▸ Problem details: Please copy the listing below verbatim, from its start through the line containing "- table-cell[interactable]: 18: [34, 410, 97, 430]", both ends included.

(Element and region data)
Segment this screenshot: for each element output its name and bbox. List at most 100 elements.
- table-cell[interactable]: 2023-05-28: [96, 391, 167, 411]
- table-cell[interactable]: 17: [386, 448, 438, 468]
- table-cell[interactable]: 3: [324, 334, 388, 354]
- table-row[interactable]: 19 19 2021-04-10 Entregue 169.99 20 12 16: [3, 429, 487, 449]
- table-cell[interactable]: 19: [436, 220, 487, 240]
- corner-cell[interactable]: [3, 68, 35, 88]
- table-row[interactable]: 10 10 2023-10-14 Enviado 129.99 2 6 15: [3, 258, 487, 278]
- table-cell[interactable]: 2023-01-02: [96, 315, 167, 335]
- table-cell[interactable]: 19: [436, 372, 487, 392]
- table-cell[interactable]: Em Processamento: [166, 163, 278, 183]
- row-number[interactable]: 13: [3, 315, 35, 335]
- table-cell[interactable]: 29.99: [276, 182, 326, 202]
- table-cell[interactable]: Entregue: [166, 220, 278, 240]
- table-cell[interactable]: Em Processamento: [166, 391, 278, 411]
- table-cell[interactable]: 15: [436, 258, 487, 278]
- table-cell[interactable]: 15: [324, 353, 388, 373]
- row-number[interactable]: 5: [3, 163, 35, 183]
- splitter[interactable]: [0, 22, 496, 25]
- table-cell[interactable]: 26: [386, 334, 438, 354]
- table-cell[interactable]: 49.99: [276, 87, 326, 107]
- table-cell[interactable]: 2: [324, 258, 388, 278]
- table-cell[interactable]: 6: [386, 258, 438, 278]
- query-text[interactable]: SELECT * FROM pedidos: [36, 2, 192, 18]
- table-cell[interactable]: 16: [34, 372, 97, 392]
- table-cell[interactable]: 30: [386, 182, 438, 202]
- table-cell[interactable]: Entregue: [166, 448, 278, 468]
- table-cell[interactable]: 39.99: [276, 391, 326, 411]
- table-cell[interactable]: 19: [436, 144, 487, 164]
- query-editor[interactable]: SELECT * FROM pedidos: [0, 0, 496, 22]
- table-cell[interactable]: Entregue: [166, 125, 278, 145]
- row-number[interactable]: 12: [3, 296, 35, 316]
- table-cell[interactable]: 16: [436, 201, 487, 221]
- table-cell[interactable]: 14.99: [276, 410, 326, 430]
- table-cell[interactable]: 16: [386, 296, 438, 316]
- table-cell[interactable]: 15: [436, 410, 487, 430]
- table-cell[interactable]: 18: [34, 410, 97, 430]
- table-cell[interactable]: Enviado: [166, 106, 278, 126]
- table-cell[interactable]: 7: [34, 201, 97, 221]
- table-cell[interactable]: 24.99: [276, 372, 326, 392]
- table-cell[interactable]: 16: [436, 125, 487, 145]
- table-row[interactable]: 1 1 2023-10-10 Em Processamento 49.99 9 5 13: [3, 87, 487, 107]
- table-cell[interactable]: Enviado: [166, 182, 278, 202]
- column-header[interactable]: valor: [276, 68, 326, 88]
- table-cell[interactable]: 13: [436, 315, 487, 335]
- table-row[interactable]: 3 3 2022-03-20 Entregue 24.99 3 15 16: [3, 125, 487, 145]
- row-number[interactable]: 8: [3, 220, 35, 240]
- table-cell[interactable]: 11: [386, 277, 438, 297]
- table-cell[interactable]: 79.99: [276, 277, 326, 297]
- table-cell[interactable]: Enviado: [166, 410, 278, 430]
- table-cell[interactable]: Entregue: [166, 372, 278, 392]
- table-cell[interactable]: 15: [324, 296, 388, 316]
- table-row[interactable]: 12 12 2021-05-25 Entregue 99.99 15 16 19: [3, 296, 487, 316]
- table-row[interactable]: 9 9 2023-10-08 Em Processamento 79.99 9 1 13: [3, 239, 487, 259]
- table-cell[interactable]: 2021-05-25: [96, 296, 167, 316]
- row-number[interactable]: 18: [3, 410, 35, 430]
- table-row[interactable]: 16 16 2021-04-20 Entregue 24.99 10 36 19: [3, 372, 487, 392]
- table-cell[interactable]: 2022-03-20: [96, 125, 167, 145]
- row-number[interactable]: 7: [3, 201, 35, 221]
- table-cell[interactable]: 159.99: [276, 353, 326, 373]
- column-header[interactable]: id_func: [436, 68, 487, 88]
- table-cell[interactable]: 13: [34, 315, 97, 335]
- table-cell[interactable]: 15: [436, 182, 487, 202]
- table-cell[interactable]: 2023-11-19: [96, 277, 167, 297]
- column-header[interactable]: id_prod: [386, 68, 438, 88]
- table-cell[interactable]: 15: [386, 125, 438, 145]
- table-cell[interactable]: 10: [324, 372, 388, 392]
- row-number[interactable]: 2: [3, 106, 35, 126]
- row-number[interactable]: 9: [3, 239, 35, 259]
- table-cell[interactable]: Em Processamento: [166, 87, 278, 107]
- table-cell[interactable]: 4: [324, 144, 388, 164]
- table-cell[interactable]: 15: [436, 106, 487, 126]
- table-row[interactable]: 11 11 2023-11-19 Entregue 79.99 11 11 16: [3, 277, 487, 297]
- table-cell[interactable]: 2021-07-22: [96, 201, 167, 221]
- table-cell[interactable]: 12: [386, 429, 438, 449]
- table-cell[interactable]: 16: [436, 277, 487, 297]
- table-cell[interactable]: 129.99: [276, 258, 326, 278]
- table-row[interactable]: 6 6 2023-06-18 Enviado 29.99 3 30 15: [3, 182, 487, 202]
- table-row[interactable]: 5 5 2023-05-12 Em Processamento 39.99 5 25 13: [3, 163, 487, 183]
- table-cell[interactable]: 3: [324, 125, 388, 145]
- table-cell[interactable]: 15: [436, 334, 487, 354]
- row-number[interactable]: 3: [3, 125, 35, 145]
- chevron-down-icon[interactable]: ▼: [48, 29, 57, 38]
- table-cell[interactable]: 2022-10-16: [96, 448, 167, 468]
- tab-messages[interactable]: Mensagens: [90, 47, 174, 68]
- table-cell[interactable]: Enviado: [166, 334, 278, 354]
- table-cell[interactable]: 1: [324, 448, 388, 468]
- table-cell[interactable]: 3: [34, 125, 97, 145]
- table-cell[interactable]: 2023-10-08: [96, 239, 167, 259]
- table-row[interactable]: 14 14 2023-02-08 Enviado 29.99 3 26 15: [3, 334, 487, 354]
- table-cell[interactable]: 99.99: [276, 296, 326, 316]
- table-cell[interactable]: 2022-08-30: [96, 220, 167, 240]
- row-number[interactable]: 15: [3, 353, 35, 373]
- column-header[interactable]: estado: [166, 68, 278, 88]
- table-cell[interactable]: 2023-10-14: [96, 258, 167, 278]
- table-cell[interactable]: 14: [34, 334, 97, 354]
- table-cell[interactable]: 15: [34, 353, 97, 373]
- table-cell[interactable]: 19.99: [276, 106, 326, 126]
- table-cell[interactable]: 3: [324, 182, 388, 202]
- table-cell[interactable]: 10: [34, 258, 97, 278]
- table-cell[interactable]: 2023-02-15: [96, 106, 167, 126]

▸ Finished exercise:
Segment this screenshot: for each element output its name and bbox. List at most 100 elements.
- table-cell[interactable]: 2023-05-28: [96, 391, 167, 411]
- table-cell[interactable]: 17: [386, 448, 438, 468]
- table-cell[interactable]: 3: [324, 334, 388, 354]
- table-row[interactable]: 19 19 2021-04-10 Entregue 169.99 20 12 16: [3, 429, 487, 449]
- table-cell[interactable]: 19: [436, 220, 487, 240]
- corner-cell[interactable]: [3, 68, 35, 88]
- table-row[interactable]: 10 10 2023-10-14 Enviado 129.99 2 6 15: [3, 258, 487, 278]
- table-cell[interactable]: 2023-01-02: [96, 315, 167, 335]
- table-cell[interactable]: 19: [436, 372, 487, 392]
- table-cell[interactable]: Em Processamento: [166, 163, 278, 183]
- row-number[interactable]: 13: [3, 315, 35, 335]
- table-cell[interactable]: 29.99: [276, 182, 326, 202]
- table-cell[interactable]: Entregue: [166, 220, 278, 240]
- table-cell[interactable]: Em Processamento: [166, 391, 278, 411]
- table-cell[interactable]: 15: [436, 258, 487, 278]
- table-cell[interactable]: 15: [324, 353, 388, 373]
- row-number[interactable]: 5: [3, 163, 35, 183]
- splitter[interactable]: [0, 22, 496, 25]
- table-cell[interactable]: 26: [386, 334, 438, 354]
- table-cell[interactable]: 49.99: [276, 87, 326, 107]
- table-cell[interactable]: 2: [324, 258, 388, 278]
- table-cell[interactable]: 6: [386, 258, 438, 278]
- query-text[interactable]: SELECT * FROM pedidos: [36, 2, 192, 18]
- table-cell[interactable]: 16: [34, 372, 97, 392]
- table-cell[interactable]: 30: [386, 182, 438, 202]
- table-cell[interactable]: Entregue: [166, 448, 278, 468]
- table-cell[interactable]: 39.99: [276, 391, 326, 411]
- table-cell[interactable]: 19: [436, 144, 487, 164]
- query-editor[interactable]: SELECT * FROM pedidos: [0, 0, 496, 22]
- table-cell[interactable]: Entregue: [166, 125, 278, 145]
- row-number[interactable]: 12: [3, 296, 35, 316]
- table-cell[interactable]: 16: [436, 201, 487, 221]
- table-cell[interactable]: 14.99: [276, 410, 326, 430]
- table-cell[interactable]: 16: [386, 296, 438, 316]
- table-cell[interactable]: 15: [436, 410, 487, 430]
- table-cell[interactable]: 18: [34, 410, 97, 430]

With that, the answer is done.